▸ Task prompt:
Scan the lines below for the word "الله". Copy each line you find it in.

##### Supplied material #####

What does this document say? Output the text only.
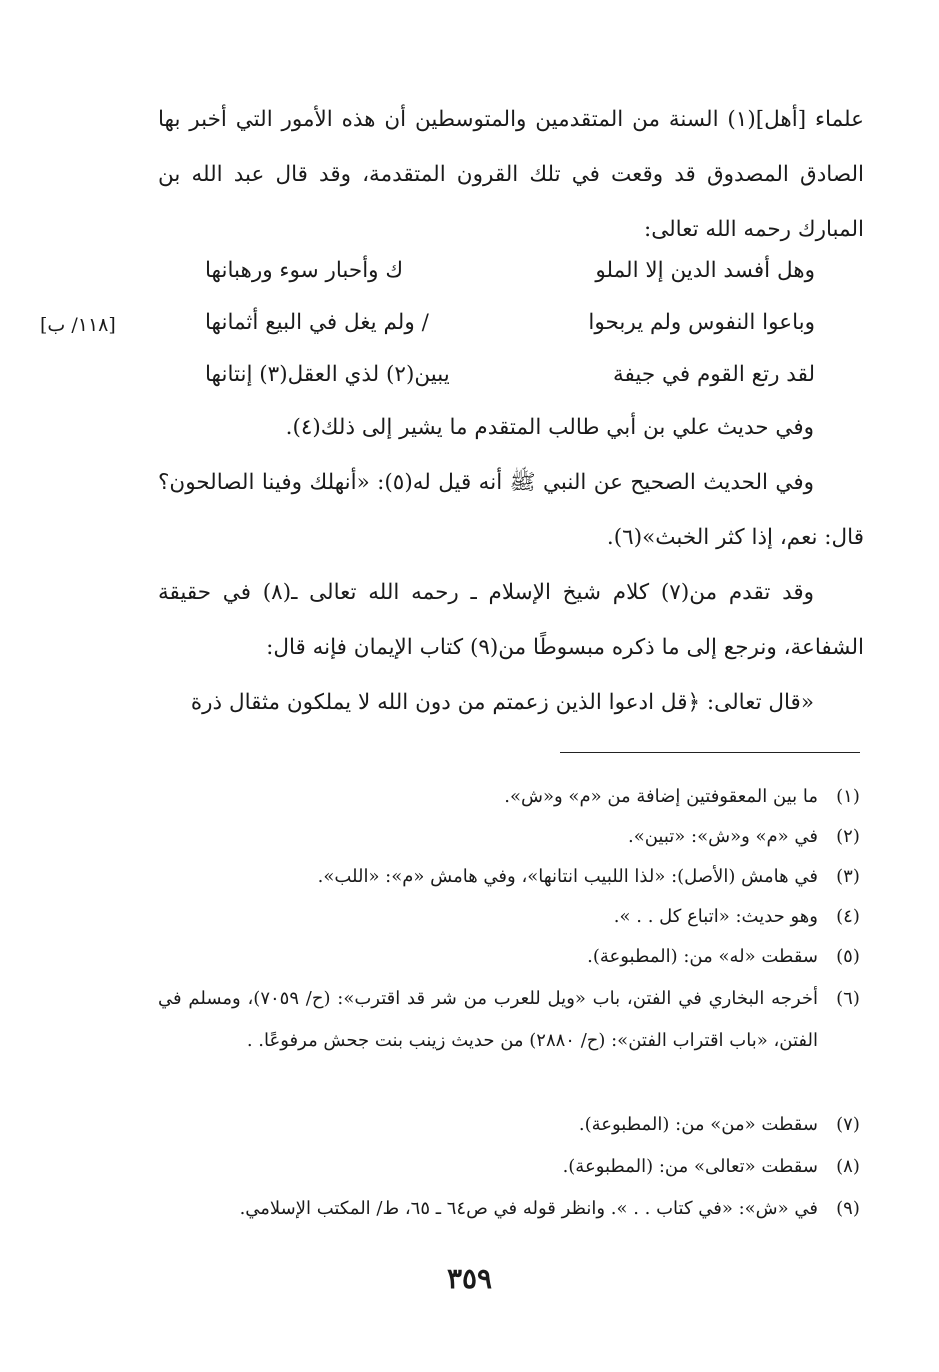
علماء [أهل](١) السنة من المتقدمين والمتوسطين أن هذه الأمور التي أخبر بها الصادق المصدوق قد وقعت في تلك القرون المتقدمة، وقد قال عبد الله بن المبارك رحمه الله تعالى:

وهل أفسد الدين إلا الملو
ك وأحبار سوء ورهبانها
وباعوا النفوس ولم يربحوا
/ ولم يغل في البيع أثمانها
لقد رتع القوم في جيفة
يبين(٢) لذي العقل(٣) إنتانها
[١١٨/ ب]

وفي حديث علي بن أبي طالب المتقدم ما يشير إلى ذلك(٤).

وفي الحديث الصحيح عن النبي ﷺ أنه قيل له(٥): «أنهلك وفينا الصالحون؟ قال: نعم، إذا كثر الخبث»(٦).

وقد تقدم من(٧) كلام شيخ الإسلام ـ رحمه الله تعالى ـ(٨) في حقيقة الشفاعة، ونرجع إلى ما ذكره مبسوطًا من(٩) كتاب الإيمان فإنه قال:

«قال تعالى: ﴿قل ادعوا الذين زعمتم من دون الله لا يملكون مثقال ذرة

(١)
ما بين المعقوفتين إضافة من «م» و«ش».
(٢)
في «م» و«ش»: «تبين».
(٣)
في هامش (الأصل): «لذا اللبيب انتانها»، وفي هامش «م»: «اللب».
(٤)
وهو حديث: «اتباع كل . . ».
(٥)
سقطت «له» من: (المطبوعة).
(٦)
أخرجه البخاري في الفتن، باب «ويل للعرب من شر قد اقترب»: (ح/ ٧٠٥٩)، ومسلم في الفتن، «باب اقتراب الفتن»: (ح/ ٢٨٨٠) من حديث زينب بنت جحش مرفوعًا. .
(٧)
سقطت «من» من: (المطبوعة).
(٨)
سقطت «تعالى» من: (المطبوعة).
(٩)
في «ش»: «في كتاب . . ». وانظر قوله في ص٦٤ ـ ٦٥، ط/ المكتب الإسلامي.
٣٥٩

#####

▸ Exercise response:
علماء [أهل](١) السنة من المتقدمين والمتوسطين أن هذه الأمور التي أخبر بها الصادق المصدوق قد وقعت في تلك القرون المتقدمة، وقد قال عبد الله بن المبارك رحمه الله تعالى:
وقد تقدم من(٧) كلام شيخ الإسلام ـ رحمه الله تعالى ـ(٨) في حقيقة الشفاعة، ونرجع إلى ما ذكره مبسوطًا من(٩) كتاب الإيمان فإنه قال:
«قال تعالى: ﴿قل ادعوا الذين زعمتم من دون الله لا يملكون مثقال ذرة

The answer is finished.